▸ **Exercise prompt**
Copy out each line that includes the word "Akowuah".

==== Information provided ====

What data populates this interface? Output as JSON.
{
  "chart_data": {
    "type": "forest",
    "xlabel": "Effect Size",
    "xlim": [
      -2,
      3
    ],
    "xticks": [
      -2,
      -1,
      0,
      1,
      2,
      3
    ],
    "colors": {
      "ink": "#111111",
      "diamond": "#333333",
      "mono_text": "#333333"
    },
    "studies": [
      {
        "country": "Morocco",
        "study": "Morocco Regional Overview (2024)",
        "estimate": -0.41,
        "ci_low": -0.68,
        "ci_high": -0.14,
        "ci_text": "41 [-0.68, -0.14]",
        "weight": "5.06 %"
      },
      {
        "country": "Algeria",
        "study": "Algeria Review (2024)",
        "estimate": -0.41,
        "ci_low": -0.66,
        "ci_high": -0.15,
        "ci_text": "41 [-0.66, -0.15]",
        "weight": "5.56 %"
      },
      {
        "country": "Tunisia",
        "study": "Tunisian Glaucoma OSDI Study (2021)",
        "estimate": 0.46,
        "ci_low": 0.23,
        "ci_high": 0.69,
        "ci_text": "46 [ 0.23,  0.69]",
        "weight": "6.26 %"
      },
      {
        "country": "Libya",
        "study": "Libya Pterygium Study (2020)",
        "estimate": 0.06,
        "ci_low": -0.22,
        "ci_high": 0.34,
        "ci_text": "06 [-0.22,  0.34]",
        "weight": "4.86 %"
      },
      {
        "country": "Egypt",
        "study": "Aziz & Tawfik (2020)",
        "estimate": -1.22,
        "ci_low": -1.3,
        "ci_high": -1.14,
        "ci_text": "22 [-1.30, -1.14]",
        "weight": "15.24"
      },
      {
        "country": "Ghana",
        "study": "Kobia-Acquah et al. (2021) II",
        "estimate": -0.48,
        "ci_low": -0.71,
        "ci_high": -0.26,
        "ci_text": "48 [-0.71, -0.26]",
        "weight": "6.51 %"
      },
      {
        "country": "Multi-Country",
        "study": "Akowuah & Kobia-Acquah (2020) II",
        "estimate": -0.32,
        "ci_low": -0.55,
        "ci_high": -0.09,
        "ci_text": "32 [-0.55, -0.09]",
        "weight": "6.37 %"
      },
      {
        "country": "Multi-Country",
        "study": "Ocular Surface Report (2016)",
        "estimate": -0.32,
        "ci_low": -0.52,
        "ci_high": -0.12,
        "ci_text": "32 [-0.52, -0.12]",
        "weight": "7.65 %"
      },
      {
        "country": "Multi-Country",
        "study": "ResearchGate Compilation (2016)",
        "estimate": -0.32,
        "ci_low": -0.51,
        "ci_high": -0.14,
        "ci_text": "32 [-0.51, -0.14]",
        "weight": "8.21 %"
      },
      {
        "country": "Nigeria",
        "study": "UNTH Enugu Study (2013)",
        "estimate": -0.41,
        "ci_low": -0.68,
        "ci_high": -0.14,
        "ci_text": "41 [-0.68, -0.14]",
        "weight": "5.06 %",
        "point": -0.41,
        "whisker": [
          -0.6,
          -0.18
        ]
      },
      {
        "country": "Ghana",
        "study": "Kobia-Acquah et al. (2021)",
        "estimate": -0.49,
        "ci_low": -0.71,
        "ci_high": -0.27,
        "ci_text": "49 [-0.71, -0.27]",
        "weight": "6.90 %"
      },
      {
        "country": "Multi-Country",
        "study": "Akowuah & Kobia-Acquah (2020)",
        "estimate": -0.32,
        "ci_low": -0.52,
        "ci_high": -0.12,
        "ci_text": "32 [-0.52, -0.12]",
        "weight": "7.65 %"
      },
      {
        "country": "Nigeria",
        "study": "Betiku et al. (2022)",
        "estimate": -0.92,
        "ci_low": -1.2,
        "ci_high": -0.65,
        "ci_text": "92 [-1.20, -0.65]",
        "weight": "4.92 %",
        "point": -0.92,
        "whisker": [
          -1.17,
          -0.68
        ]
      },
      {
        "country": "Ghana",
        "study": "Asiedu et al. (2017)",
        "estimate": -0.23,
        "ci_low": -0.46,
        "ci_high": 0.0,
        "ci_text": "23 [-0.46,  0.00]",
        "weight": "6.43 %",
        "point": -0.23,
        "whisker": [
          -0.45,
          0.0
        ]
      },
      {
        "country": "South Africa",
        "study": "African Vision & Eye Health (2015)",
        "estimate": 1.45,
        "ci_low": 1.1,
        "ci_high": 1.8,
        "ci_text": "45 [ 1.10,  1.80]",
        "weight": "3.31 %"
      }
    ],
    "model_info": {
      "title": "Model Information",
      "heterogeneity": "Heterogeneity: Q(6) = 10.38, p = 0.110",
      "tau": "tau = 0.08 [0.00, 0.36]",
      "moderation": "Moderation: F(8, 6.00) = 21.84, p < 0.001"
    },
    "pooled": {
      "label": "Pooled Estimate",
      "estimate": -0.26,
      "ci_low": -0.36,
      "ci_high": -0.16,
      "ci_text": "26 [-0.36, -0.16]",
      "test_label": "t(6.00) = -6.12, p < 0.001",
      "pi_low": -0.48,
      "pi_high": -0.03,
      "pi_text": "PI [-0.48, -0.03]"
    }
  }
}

====

▸ **Written response**
        "study": "Akowuah & Kobia-Acquah (2020) II",
        "study": "Akowuah & Kobia-Acquah (2020)",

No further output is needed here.